DATA UNDER STUDY

++++++

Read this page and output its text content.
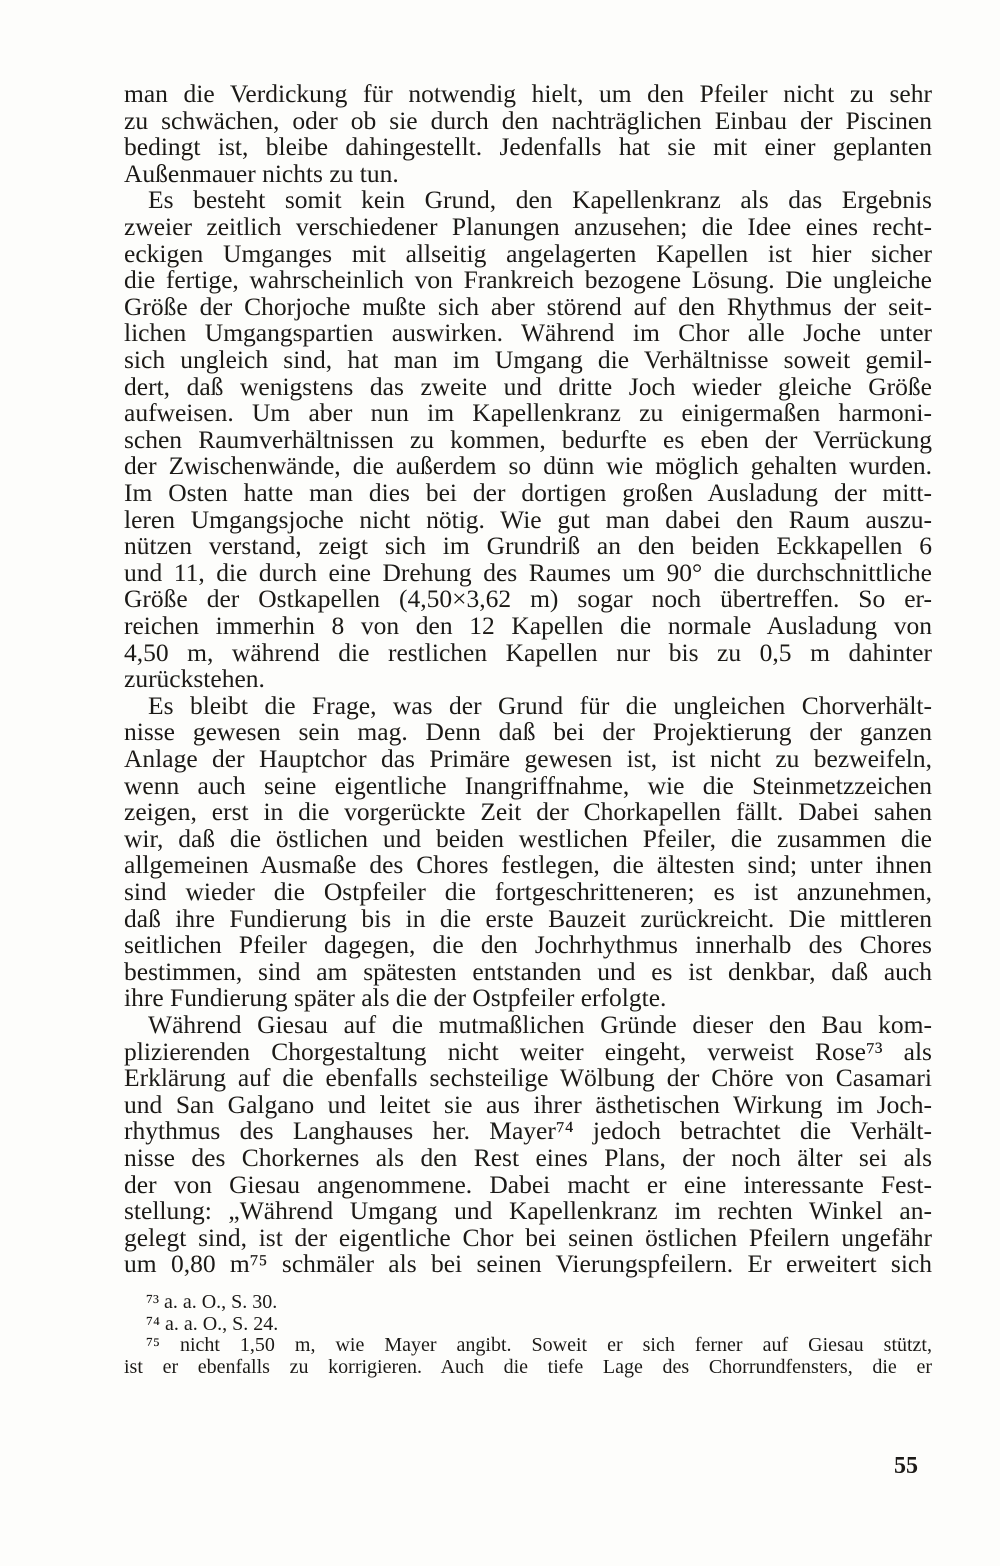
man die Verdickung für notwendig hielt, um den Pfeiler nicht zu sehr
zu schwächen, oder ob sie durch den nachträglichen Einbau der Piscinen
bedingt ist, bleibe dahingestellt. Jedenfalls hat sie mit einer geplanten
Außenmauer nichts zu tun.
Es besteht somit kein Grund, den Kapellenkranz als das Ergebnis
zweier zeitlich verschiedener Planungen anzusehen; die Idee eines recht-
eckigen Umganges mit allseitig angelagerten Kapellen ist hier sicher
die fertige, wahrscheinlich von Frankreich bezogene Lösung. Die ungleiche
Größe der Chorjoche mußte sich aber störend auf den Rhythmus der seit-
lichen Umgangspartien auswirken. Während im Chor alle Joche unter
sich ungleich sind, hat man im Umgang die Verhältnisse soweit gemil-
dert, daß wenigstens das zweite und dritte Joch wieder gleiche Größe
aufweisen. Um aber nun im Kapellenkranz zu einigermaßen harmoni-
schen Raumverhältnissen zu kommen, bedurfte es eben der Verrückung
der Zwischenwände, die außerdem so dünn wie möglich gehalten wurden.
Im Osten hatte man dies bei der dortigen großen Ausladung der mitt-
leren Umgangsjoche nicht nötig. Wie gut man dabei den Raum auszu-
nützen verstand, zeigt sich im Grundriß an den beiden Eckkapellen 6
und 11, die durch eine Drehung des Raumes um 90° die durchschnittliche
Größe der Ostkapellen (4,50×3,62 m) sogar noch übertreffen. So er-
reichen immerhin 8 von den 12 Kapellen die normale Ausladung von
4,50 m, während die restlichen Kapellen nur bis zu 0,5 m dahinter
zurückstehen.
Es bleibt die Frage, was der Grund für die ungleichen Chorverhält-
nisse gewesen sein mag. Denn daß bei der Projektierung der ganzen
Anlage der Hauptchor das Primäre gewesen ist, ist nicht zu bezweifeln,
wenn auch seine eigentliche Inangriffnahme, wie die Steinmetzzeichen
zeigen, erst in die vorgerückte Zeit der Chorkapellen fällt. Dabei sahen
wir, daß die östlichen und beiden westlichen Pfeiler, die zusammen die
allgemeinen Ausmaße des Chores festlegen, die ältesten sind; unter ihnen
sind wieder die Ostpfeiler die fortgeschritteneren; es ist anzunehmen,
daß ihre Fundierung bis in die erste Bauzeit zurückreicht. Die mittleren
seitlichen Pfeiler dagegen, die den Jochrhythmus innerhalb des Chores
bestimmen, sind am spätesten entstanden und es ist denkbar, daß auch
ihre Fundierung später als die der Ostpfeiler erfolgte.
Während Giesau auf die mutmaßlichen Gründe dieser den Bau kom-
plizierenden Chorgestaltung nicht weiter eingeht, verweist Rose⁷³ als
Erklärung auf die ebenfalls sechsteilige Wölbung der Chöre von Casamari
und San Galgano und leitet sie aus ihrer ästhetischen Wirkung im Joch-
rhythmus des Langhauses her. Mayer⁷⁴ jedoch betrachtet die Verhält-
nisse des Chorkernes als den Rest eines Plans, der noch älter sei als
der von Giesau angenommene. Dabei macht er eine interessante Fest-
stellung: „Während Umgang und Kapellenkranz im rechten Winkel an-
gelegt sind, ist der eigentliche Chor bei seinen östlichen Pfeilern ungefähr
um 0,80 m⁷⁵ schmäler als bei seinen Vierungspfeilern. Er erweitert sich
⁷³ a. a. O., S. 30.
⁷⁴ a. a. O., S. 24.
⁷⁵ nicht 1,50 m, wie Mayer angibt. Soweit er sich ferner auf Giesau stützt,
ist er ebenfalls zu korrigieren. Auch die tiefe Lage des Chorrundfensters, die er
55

++++++

YOUR GOAL
Each line carrying the string "durch" should be copied out from the entries.

ANSWER TO THE EXERCISE
zu schwächen, oder ob sie durch den nachträglichen Einbau der Piscinen
und 11, die durch eine Drehung des Raumes um 90° die durchschnittliche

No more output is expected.